━━━━━ Listed records

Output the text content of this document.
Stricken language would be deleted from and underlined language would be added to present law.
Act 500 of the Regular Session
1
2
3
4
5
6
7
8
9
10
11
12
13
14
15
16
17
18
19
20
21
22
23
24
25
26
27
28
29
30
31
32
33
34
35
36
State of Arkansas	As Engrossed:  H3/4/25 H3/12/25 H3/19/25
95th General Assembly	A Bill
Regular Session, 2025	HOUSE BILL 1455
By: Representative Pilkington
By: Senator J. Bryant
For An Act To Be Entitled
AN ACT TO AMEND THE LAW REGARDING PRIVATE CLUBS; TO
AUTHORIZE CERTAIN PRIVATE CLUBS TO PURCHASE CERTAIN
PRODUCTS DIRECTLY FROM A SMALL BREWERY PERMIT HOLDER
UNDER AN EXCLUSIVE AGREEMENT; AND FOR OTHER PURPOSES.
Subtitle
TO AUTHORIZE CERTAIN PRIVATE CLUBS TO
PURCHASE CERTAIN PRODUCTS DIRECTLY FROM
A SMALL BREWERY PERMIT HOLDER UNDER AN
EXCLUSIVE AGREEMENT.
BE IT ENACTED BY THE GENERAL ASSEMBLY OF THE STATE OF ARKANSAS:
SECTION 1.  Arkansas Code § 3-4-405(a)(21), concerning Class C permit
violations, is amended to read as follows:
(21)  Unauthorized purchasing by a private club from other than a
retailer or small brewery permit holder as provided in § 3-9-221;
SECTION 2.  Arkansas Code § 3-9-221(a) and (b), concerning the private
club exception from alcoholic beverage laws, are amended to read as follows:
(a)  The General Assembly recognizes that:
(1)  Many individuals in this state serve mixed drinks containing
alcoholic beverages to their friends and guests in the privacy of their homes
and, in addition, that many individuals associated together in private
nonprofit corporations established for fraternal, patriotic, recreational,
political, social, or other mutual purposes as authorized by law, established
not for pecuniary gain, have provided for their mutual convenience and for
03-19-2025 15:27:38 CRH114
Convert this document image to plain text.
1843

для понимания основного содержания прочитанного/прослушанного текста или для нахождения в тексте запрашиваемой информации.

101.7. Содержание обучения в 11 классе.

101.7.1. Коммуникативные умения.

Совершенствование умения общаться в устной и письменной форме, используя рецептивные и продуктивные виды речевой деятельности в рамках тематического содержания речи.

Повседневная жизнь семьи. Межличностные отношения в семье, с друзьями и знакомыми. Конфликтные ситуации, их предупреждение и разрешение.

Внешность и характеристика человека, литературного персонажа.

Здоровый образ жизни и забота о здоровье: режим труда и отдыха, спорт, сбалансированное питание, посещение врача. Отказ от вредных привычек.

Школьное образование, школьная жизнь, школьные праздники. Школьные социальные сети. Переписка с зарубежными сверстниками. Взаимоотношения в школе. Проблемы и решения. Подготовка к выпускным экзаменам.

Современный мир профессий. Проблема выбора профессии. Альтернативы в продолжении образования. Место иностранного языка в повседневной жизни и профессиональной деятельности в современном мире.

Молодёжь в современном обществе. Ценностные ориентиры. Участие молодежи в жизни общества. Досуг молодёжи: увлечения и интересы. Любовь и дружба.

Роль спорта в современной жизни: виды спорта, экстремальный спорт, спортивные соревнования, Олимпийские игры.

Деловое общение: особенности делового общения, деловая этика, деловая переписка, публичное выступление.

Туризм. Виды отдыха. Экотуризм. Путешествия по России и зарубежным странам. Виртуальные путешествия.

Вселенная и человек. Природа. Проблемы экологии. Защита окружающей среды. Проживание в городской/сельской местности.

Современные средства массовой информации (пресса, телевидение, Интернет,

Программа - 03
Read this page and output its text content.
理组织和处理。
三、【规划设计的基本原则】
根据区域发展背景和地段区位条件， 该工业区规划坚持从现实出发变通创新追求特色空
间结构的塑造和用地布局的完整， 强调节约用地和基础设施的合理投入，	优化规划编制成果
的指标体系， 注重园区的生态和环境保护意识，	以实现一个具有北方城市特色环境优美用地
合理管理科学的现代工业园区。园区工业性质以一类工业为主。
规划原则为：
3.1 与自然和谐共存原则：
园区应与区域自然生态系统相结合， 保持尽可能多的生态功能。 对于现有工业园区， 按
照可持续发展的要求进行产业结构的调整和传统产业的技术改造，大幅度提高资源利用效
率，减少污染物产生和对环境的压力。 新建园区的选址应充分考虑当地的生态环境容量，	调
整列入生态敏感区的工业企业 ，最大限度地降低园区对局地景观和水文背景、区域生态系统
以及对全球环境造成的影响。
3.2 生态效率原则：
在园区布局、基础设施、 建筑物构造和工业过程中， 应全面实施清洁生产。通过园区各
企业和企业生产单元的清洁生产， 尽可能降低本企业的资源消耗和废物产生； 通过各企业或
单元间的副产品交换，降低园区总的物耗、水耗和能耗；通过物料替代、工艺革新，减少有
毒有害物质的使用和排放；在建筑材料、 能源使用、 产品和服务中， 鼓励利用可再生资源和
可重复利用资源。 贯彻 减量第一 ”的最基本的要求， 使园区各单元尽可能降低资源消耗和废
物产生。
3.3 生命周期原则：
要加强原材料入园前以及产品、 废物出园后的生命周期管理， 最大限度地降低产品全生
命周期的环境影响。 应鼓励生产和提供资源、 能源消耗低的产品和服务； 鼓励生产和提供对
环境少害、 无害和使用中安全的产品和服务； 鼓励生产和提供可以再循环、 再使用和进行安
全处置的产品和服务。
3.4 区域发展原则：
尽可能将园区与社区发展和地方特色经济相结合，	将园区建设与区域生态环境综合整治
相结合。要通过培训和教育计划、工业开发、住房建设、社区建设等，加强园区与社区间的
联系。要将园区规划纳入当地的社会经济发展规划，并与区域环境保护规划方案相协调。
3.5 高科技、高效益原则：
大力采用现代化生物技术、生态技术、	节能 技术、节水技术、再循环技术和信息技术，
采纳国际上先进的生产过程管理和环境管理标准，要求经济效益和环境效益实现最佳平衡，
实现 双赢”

━━━━━━━━━━

## What you will do
Every record above must be duplicated exactly.

## Reply
Output the text content of this document.
Stricken language would be deleted from and underlined language would be added to present law.
Act 500 of the Regular Session
1
2
3
4
5
6
7
8
9
10
11
12
13
14
15
16
17
18
19
20
21
22
23
24
25
26
27
28
29
30
31
32
33
34
35
36
State of Arkansas	As Engrossed:  H3/4/25 H3/12/25 H3/19/25
95th General Assembly	A Bill
Regular Session, 2025	HOUSE BILL 1455
By: Representative Pilkington
By: Senator J. Bryant
For An Act To Be Entitled
AN ACT TO AMEND THE LAW REGARDING PRIVATE CLUBS; TO
AUTHORIZE CERTAIN PRIVATE CLUBS TO PURCHASE CERTAIN
PRODUCTS DIRECTLY FROM A SMALL BREWERY PERMIT HOLDER
UNDER AN EXCLUSIVE AGREEMENT; AND FOR OTHER PURPOSES.
Subtitle
TO AUTHORIZE CERTAIN PRIVATE CLUBS TO
PURCHASE CERTAIN PRODUCTS DIRECTLY FROM
A SMALL BREWERY PERMIT HOLDER UNDER AN
EXCLUSIVE AGREEMENT.
BE IT ENACTED BY THE GENERAL ASSEMBLY OF THE STATE OF ARKANSAS:
SECTION 1.  Arkansas Code § 3-4-405(a)(21), concerning Class C permit
violations, is amended to read as follows:
(21)  Unauthorized purchasing by a private club from other than a
retailer or small brewery permit holder as provided in § 3-9-221;
SECTION 2.  Arkansas Code § 3-9-221(a) and (b), concerning the private
club exception from alcoholic beverage laws, are amended to read as follows:
(a)  The General Assembly recognizes that:
(1)  Many individuals in this state serve mixed drinks containing
alcoholic beverages to their friends and guests in the privacy of their homes
and, in addition, that many individuals associated together in private
nonprofit corporations established for fraternal, patriotic, recreational,
political, social, or other mutual purposes as authorized by law, established
not for pecuniary gain, have provided for their mutual convenience and for
03-19-2025 15:27:38 CRH114
Convert this document image to plain text.
1843

для понимания основного содержания прочитанного/прослушанного текста или для нахождения в тексте запрашиваемой информации.

101.7. Содержание обучения в 11 классе.

101.7.1. Коммуникативные умения.

Совершенствование умения общаться в устной и письменной форме, используя рецептивные и продуктивные виды речевой деятельности в рамках тематического содержания речи.

Повседневная жизнь семьи. Межличностные отношения в семье, с друзьями и знакомыми. Конфликтные ситуации, их предупреждение и разрешение.

Внешность и характеристика человека, литературного персонажа.

Здоровый образ жизни и забота о здоровье: режим труда и отдыха, спорт, сбалансированное питание, посещение врача. Отказ от вредных привычек.

Школьное образование, школьная жизнь, школьные праздники. Школьные социальные сети. Переписка с зарубежными сверстниками. Взаимоотношения в школе. Проблемы и решения. Подготовка к выпускным экзаменам.

Современный мир профессий. Проблема выбора профессии. Альтернативы в продолжении образования. Место иностранного языка в повседневной жизни и профессиональной деятельности в современном мире.

Молодёжь в современном обществе. Ценностные ориентиры. Участие молодежи в жизни общества. Досуг молодёжи: увлечения и интересы. Любовь и дружба.

Роль спорта в современной жизни: виды спорта, экстремальный спорт, спортивные соревнования, Олимпийские игры.

Деловое общение: особенности делового общения, деловая этика, деловая переписка, публичное выступление.

Туризм. Виды отдыха. Экотуризм. Путешествия по России и зарубежным странам. Виртуальные путешествия.

Вселенная и человек. Природа. Проблемы экологии. Защита окружающей среды. Проживание в городской/сельской местности.

Современные средства массовой информации (пресса, телевидение, Интернет,

Программа - 03
Read this page and output its text content.
理组织和处理。
三、【规划设计的基本原则】
根据区域发展背景和地段区位条件， 该工业区规划坚持从现实出发变通创新追求特色空
间结构的塑造和用地布局的完整， 强调节约用地和基础设施的合理投入，	优化规划编制成果
的指标体系， 注重园区的生态和环境保护意识，	以实现一个具有北方城市特色环境优美用地
合理管理科学的现代工业园区。园区工业性质以一类工业为主。
规划原则为：
3.1 与自然和谐共存原则：
园区应与区域自然生态系统相结合， 保持尽可能多的生态功能。 对于现有工业园区， 按
照可持续发展的要求进行产业结构的调整和传统产业的技术改造，大幅度提高资源利用效
率，减少污染物产生和对环境的压力。 新建园区的选址应充分考虑当地的生态环境容量，	调
整列入生态敏感区的工业企业 ，最大限度地降低园区对局地景观和水文背景、区域生态系统
以及对全球环境造成的影响。
3.2 生态效率原则：
在园区布局、基础设施、 建筑物构造和工业过程中， 应全面实施清洁生产。通过园区各
企业和企业生产单元的清洁生产， 尽可能降低本企业的资源消耗和废物产生； 通过各企业或
单元间的副产品交换，降低园区总的物耗、水耗和能耗；通过物料替代、工艺革新，减少有
毒有害物质的使用和排放；在建筑材料、 能源使用、 产品和服务中， 鼓励利用可再生资源和
可重复利用资源。 贯彻 减量第一 ”的最基本的要求， 使园区各单元尽可能降低资源消耗和废
物产生。
3.3 生命周期原则：
要加强原材料入园前以及产品、 废物出园后的生命周期管理， 最大限度地降低产品全生
命周期的环境影响。 应鼓励生产和提供资源、 能源消耗低的产品和服务； 鼓励生产和提供对
环境少害、 无害和使用中安全的产品和服务； 鼓励生产和提供可以再循环、 再使用和进行安
全处置的产品和服务。
3.4 区域发展原则：
尽可能将园区与社区发展和地方特色经济相结合，	将园区建设与区域生态环境综合整治
相结合。要通过培训和教育计划、工业开发、住房建设、社区建设等，加强园区与社区间的
联系。要将园区规划纳入当地的社会经济发展规划，并与区域环境保护规划方案相协调。
3.5 高科技、高效益原则：
大力采用现代化生物技术、生态技术、	节能 技术、节水技术、再循环技术和信息技术，
采纳国际上先进的生产过程管理和环境管理标准，要求经济效益和环境效益实现最佳平衡，
实现 双赢”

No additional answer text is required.